• WHAT IS EXPECTED
Reproduce all entries precisely as they are written.

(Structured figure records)
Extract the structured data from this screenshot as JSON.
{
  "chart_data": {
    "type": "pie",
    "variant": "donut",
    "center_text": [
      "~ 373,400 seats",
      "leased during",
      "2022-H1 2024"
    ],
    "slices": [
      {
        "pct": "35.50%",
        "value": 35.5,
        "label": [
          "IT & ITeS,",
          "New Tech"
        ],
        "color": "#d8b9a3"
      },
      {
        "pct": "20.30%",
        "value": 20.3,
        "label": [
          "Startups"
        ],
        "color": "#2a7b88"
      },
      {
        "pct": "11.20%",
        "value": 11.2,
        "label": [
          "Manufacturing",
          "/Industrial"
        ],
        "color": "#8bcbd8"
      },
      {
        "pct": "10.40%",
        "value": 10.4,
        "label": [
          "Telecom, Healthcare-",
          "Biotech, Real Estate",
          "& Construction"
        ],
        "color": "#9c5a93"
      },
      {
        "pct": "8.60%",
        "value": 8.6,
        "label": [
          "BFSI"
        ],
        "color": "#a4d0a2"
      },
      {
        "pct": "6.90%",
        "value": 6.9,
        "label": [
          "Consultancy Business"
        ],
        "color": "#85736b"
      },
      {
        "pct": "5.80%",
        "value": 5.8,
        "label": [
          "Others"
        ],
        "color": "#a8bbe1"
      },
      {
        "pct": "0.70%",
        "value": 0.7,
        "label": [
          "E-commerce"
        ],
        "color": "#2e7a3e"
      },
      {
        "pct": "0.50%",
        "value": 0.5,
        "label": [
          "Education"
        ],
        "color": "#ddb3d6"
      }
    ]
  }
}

• EXERCISE ANSWER
Extract the structured data from this screenshot as JSON.
{
  "chart_data": {
    "type": "pie",
    "variant": "donut",
    "center_text": [
      "~ 373,400 seats",
      "leased during",
      "2022-H1 2024"
    ],
    "slices": [
      {
        "pct": "35.50%",
        "value": 35.5,
        "label": [
          "IT & ITeS,",
          "New Tech"
        ],
        "color": "#d8b9a3"
      },
      {
        "pct": "20.30%",
        "value": 20.3,
        "label": [
          "Startups"
        ],
        "color": "#2a7b88"
      },
      {
        "pct": "11.20%",
        "value": 11.2,
        "label": [
          "Manufacturing",
          "/Industrial"
        ],
        "color": "#8bcbd8"
      },
      {
        "pct": "10.40%",
        "value": 10.4,
        "label": [
          "Telecom, Healthcare-",
          "Biotech, Real Estate",
          "& Construction"
        ],
        "color": "#9c5a93"
      },
      {
        "pct": "8.60%",
        "value": 8.6,
        "label": [
          "BFSI"
        ],
        "color": "#a4d0a2"
      },
      {
        "pct": "6.90%",
        "value": 6.9,
        "label": [
          "Consultancy Business"
        ],
        "color": "#85736b"
      },
      {
        "pct": "5.80%",
        "value": 5.8,
        "label": [
          "Others"
        ],
        "color": "#a8bbe1"
      },
      {
        "pct": "0.70%",
        "value": 0.7,
        "label": [
          "E-commerce"
        ],
        "color": "#2e7a3e"
      },
      {
        "pct": "0.50%",
        "value": 0.5,
        "label": [
          "Education"
        ],
        "color": "#ddb3d6"
      }
    ]
  }
}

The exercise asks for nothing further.